Start of Block
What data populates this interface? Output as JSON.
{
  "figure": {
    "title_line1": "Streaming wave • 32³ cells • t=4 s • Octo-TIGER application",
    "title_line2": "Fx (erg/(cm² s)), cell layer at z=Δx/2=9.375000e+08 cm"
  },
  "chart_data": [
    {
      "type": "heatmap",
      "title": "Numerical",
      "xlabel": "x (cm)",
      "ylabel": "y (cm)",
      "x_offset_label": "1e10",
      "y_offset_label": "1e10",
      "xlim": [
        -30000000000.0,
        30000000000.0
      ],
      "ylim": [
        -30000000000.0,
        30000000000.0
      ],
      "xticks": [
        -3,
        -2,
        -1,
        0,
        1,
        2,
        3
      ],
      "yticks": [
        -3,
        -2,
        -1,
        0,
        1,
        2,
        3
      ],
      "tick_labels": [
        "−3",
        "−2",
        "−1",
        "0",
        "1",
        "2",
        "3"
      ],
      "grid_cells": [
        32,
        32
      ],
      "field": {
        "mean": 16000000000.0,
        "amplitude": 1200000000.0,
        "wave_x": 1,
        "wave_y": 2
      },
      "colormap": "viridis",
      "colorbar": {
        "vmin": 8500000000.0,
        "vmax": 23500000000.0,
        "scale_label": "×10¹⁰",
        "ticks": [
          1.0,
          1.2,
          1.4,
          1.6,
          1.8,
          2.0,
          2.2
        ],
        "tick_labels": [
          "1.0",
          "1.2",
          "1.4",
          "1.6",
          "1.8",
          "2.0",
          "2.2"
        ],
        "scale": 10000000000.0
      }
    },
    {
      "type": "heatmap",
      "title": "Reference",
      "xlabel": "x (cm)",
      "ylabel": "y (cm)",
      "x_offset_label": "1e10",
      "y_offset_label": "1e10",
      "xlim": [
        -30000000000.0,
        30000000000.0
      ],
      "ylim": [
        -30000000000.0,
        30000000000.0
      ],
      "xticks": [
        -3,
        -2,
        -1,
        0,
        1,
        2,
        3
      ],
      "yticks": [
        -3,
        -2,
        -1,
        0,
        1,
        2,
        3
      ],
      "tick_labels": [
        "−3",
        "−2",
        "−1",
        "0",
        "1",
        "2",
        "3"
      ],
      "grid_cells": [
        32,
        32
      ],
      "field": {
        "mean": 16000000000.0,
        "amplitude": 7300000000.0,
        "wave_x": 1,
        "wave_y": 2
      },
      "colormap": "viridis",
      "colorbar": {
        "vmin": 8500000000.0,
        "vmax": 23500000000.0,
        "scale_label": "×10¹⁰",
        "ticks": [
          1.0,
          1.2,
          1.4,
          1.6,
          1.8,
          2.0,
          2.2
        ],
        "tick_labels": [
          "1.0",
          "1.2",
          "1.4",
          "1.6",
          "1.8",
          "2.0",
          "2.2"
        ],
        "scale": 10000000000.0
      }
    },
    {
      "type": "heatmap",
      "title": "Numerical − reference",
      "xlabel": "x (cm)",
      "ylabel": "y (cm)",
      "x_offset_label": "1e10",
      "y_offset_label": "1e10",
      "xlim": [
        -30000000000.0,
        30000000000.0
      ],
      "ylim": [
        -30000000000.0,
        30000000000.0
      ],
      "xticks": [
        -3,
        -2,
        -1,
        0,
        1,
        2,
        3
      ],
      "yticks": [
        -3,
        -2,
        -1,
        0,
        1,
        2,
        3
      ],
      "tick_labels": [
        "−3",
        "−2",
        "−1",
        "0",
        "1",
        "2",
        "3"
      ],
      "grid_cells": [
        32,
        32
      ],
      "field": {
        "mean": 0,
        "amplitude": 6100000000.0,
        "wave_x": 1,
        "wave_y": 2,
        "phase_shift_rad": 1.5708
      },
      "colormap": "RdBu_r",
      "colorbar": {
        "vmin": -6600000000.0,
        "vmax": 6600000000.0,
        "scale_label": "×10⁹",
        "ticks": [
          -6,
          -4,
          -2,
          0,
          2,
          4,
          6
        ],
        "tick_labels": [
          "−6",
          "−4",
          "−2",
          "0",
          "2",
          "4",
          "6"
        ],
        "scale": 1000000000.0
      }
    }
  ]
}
End of Block
All of the records above should be transcribed exactly.

What data populates this interface? Output as JSON.
{
  "figure": {
    "title_line1": "Streaming wave • 32³ cells • t=4 s • Octo-TIGER application",
    "title_line2": "Fx (erg/(cm² s)), cell layer at z=Δx/2=9.375000e+08 cm"
  },
  "chart_data": [
    {
      "type": "heatmap",
      "title": "Numerical",
      "xlabel": "x (cm)",
      "ylabel": "y (cm)",
      "x_offset_label": "1e10",
      "y_offset_label": "1e10",
      "xlim": [
        -30000000000.0,
        30000000000.0
      ],
      "ylim": [
        -30000000000.0,
        30000000000.0
      ],
      "xticks": [
        -3,
        -2,
        -1,
        0,
        1,
        2,
        3
      ],
      "yticks": [
        -3,
        -2,
        -1,
        0,
        1,
        2,
        3
      ],
      "tick_labels": [
        "−3",
        "−2",
        "−1",
        "0",
        "1",
        "2",
        "3"
      ],
      "grid_cells": [
        32,
        32
      ],
      "field": {
        "mean": 16000000000.0,
        "amplitude": 1200000000.0,
        "wave_x": 1,
        "wave_y": 2
      },
      "colormap": "viridis",
      "colorbar": {
        "vmin": 8500000000.0,
        "vmax": 23500000000.0,
        "scale_label": "×10¹⁰",
        "ticks": [
          1.0,
          1.2,
          1.4,
          1.6,
          1.8,
          2.0,
          2.2
        ],
        "tick_labels": [
          "1.0",
          "1.2",
          "1.4",
          "1.6",
          "1.8",
          "2.0",
          "2.2"
        ],
        "scale": 10000000000.0
      }
    },
    {
      "type": "heatmap",
      "title": "Reference",
      "xlabel": "x (cm)",
      "ylabel": "y (cm)",
      "x_offset_label": "1e10",
      "y_offset_label": "1e10",
      "xlim": [
        -30000000000.0,
        30000000000.0
      ],
      "ylim": [
        -30000000000.0,
        30000000000.0
      ],
      "xticks": [
        -3,
        -2,
        -1,
        0,
        1,
        2,
        3
      ],
      "yticks": [
        -3,
        -2,
        -1,
        0,
        1,
        2,
        3
      ],
      "tick_labels": [
        "−3",
        "−2",
        "−1",
        "0",
        "1",
        "2",
        "3"
      ],
      "grid_cells": [
        32,
        32
      ],
      "field": {
        "mean": 16000000000.0,
        "amplitude": 7300000000.0,
        "wave_x": 1,
        "wave_y": 2
      },
      "colormap": "viridis",
      "colorbar": {
        "vmin": 8500000000.0,
        "vmax": 23500000000.0,
        "scale_label": "×10¹⁰",
        "ticks": [
          1.0,
          1.2,
          1.4,
          1.6,
          1.8,
          2.0,
          2.2
        ],
        "tick_labels": [
          "1.0",
          "1.2",
          "1.4",
          "1.6",
          "1.8",
          "2.0",
          "2.2"
        ],
        "scale": 10000000000.0
      }
    },
    {
      "type": "heatmap",
      "title": "Numerical − reference",
      "xlabel": "x (cm)",
      "ylabel": "y (cm)",
      "x_offset_label": "1e10",
      "y_offset_label": "1e10",
      "xlim": [
        -30000000000.0,
        30000000000.0
      ],
      "ylim": [
        -30000000000.0,
        30000000000.0
      ],
      "xticks": [
        -3,
        -2,
        -1,
        0,
        1,
        2,
        3
      ],
      "yticks": [
        -3,
        -2,
        -1,
        0,
        1,
        2,
        3
      ],
      "tick_labels": [
        "−3",
        "−2",
        "−1",
        "0",
        "1",
        "2",
        "3"
      ],
      "grid_cells": [
        32,
        32
      ],
      "field": {
        "mean": 0,
        "amplitude": 6100000000.0,
        "wave_x": 1,
        "wave_y": 2,
        "phase_shift_rad": 1.5708
      },
      "colormap": "RdBu_r",
      "colorbar": {
        "vmin": -6600000000.0,
        "vmax": 6600000000.0,
        "scale_label": "×10⁹",
        "ticks": [
          -6,
          -4,
          -2,
          0,
          2,
          4,
          6
        ],
        "tick_labels": [
          "−6",
          "−4",
          "−2",
          "0",
          "2",
          "4",
          "6"
        ],
        "scale": 1000000000.0
      }
    }
  ]
}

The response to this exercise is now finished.